THE PROBLEM:
Return exactly the lines that run from the one containing "What's the underlying" to the end of the entries, with both ends included.
===== INPUT DATA =====
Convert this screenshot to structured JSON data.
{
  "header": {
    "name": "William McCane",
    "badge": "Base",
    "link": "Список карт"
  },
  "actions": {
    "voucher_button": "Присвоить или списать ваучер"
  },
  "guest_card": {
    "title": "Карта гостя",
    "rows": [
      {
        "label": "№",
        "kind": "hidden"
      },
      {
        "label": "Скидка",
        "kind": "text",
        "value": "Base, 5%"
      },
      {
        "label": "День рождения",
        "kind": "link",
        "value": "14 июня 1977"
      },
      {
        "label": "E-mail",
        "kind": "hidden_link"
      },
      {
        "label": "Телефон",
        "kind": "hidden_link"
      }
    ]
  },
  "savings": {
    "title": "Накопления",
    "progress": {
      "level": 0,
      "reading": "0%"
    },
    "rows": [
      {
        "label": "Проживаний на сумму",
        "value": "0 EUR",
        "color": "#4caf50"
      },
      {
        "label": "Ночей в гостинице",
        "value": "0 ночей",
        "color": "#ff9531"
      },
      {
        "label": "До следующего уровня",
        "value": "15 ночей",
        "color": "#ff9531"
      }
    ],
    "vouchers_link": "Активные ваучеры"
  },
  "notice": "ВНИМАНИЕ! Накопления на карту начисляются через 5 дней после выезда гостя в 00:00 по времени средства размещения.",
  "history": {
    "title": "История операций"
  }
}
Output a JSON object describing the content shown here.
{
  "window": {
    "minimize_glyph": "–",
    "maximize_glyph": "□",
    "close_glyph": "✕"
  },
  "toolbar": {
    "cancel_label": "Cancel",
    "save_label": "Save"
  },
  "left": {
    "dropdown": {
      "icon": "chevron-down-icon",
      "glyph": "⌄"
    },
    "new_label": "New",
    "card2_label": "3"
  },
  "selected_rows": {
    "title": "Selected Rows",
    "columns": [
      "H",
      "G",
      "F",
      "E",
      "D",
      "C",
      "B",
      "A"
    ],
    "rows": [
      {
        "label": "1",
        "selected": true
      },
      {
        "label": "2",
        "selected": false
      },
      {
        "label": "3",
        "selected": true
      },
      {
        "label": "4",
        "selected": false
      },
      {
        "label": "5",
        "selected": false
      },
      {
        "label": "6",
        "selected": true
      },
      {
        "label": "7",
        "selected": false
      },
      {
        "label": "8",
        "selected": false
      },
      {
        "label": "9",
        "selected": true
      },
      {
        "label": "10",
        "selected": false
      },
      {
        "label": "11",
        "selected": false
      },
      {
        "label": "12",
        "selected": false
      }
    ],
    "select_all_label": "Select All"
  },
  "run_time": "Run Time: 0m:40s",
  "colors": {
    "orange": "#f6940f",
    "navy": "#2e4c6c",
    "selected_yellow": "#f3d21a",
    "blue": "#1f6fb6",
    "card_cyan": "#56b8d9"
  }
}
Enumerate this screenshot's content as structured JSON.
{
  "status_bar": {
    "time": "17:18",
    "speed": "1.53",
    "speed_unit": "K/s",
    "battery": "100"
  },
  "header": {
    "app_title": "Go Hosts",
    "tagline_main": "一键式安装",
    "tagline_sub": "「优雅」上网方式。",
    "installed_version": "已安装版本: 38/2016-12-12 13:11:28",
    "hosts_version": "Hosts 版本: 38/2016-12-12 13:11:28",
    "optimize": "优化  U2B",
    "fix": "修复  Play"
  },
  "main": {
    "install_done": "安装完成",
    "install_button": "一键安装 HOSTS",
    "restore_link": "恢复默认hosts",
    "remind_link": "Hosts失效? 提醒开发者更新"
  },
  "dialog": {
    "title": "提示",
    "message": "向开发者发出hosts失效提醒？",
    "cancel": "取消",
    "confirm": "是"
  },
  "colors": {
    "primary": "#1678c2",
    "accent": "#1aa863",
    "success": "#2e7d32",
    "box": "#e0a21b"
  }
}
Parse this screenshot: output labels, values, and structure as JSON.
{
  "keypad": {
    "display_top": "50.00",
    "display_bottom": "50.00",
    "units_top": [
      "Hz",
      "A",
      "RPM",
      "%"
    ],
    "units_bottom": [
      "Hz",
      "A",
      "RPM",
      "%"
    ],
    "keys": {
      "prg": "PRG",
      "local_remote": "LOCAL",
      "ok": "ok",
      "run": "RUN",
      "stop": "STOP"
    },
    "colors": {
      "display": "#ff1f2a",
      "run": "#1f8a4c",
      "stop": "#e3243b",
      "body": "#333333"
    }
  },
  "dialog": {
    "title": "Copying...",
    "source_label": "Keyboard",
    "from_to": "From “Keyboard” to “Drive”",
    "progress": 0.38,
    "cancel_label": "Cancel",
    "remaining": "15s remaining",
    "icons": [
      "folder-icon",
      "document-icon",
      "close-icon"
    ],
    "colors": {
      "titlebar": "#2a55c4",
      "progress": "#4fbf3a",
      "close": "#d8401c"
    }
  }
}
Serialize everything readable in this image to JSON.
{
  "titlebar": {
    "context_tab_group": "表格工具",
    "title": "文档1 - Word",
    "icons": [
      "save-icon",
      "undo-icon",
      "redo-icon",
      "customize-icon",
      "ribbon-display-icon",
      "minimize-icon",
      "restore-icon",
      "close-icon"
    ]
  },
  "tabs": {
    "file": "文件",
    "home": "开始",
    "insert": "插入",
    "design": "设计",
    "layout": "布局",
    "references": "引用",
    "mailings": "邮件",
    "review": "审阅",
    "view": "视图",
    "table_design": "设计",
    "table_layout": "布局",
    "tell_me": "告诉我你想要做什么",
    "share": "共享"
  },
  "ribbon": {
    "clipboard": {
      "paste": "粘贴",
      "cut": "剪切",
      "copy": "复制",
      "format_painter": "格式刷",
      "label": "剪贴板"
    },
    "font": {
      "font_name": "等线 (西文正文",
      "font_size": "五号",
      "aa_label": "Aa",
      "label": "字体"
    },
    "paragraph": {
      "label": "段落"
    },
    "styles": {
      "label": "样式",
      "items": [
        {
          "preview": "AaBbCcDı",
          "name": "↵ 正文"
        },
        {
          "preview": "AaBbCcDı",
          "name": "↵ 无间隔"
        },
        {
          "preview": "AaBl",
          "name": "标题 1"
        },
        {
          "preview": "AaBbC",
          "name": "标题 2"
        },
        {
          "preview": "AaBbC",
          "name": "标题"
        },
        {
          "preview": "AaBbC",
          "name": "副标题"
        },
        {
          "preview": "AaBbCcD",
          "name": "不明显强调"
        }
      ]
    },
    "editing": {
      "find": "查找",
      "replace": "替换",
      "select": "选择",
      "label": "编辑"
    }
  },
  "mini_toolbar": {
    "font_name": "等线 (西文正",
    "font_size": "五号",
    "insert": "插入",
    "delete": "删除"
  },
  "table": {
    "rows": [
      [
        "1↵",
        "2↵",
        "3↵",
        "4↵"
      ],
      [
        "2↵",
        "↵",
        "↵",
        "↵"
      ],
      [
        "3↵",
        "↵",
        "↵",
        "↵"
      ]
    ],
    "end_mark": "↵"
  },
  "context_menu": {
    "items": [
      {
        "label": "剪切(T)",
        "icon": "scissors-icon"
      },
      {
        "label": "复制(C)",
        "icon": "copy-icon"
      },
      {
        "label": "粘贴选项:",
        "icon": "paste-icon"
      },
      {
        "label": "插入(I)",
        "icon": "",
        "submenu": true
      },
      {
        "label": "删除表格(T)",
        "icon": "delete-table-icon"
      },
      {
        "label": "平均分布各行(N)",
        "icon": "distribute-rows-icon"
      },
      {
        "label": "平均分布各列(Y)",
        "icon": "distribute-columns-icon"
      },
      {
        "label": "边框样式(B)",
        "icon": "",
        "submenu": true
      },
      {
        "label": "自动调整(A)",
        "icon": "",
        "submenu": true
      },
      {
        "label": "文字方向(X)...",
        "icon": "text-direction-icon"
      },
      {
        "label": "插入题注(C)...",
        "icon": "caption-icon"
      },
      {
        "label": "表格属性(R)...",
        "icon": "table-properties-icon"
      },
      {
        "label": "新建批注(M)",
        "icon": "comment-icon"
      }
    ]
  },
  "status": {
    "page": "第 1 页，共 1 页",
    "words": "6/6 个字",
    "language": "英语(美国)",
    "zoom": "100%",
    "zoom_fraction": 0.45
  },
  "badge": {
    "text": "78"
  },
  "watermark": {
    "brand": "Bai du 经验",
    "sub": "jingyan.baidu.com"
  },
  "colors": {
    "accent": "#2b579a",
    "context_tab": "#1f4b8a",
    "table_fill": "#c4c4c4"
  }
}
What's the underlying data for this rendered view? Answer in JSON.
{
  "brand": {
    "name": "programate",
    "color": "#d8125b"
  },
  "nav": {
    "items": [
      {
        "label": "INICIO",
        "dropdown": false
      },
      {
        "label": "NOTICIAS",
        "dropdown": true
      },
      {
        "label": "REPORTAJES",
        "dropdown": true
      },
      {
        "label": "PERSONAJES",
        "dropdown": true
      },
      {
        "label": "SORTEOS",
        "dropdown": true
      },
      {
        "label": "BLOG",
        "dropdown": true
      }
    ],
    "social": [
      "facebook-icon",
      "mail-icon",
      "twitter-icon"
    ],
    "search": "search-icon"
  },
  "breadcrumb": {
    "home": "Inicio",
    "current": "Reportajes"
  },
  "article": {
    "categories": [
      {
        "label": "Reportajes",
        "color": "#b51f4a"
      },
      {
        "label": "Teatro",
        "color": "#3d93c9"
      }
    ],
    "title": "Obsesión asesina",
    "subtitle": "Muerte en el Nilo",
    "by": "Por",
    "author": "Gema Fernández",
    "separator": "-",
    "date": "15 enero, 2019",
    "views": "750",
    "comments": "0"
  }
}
=====
WORKED SOLUTION:
What's the underlying data for this rendered view? Answer in JSON.
{
  "brand": {
    "name": "programate",
    "color": "#d8125b"
  },
  "nav": {
    "items": [
      {
        "label": "INICIO",
        "dropdown": false
      },
      {
        "label": "NOTICIAS",
        "dropdown": true
      },
      {
        "label": "REPORTAJES",
        "dropdown": true
      },
      {
        "label": "PERSONAJES",
        "dropdown": true
      },
      {
        "label": "SORTEOS",
        "dropdown": true
      },
      {
        "label": "BLOG",
        "dropdown": true
      }
    ],
    "social": [
      "facebook-icon",
      "mail-icon",
      "twitter-icon"
    ],
    "search": "search-icon"
  },
  "breadcrumb": {
    "home": "Inicio",
    "current": "Reportajes"
  },
  "article": {
    "categories": [
      {
        "label": "Reportajes",
        "color": "#b51f4a"
      },
      {
        "label": "Teatro",
        "color": "#3d93c9"
      }
    ],
    "title": "Obsesión asesina",
    "subtitle": "Muerte en el Nilo",
    "by": "Por",
    "author": "Gema Fernández",
    "separator": "-",
    "date": "15 enero, 2019",
    "views": "750",
    "comments": "0"
  }
}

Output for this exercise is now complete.